= Record excerpts =
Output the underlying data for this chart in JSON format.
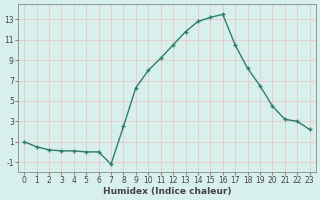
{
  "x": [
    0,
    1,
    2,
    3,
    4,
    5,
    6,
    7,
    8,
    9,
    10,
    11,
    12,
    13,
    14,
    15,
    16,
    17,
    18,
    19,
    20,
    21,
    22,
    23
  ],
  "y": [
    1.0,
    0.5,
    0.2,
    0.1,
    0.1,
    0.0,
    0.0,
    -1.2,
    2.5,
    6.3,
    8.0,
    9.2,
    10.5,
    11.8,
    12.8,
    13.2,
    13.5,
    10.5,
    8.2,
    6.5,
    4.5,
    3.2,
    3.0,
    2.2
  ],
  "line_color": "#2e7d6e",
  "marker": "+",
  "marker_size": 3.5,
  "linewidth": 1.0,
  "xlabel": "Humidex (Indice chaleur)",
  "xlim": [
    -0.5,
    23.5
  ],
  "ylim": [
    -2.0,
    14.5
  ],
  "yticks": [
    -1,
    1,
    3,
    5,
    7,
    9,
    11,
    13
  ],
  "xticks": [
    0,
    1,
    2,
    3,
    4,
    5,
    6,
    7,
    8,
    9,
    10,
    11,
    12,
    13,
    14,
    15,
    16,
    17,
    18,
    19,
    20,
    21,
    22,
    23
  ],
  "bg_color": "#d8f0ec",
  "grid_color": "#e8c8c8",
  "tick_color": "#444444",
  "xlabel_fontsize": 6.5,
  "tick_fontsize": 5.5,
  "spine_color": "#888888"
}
---
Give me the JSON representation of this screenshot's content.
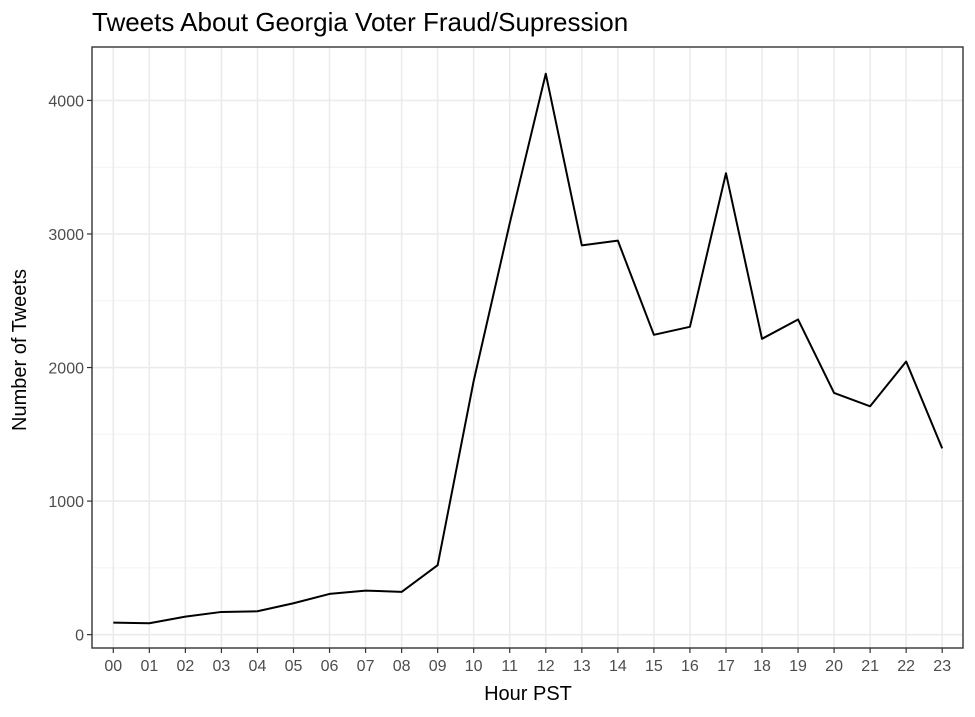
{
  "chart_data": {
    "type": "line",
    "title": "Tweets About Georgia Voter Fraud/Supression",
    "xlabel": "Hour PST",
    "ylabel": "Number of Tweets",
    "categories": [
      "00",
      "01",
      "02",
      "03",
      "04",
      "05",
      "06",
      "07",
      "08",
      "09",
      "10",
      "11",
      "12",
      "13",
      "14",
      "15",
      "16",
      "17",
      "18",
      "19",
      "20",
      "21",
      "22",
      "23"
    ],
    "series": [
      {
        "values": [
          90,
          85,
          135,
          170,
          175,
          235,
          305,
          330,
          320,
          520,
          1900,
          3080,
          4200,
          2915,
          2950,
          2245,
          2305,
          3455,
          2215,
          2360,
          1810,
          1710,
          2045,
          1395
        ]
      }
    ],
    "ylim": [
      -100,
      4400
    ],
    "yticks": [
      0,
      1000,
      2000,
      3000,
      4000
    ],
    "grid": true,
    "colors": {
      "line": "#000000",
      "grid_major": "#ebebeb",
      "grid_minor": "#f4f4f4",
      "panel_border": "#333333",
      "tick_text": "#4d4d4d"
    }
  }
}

= What you have to do =
Look through the material above and pick out each line holding the word "JSON".

= Complete output =
Output the underlying data for this chart in JSON format.
Give me the JSON representation of this screenshot's content.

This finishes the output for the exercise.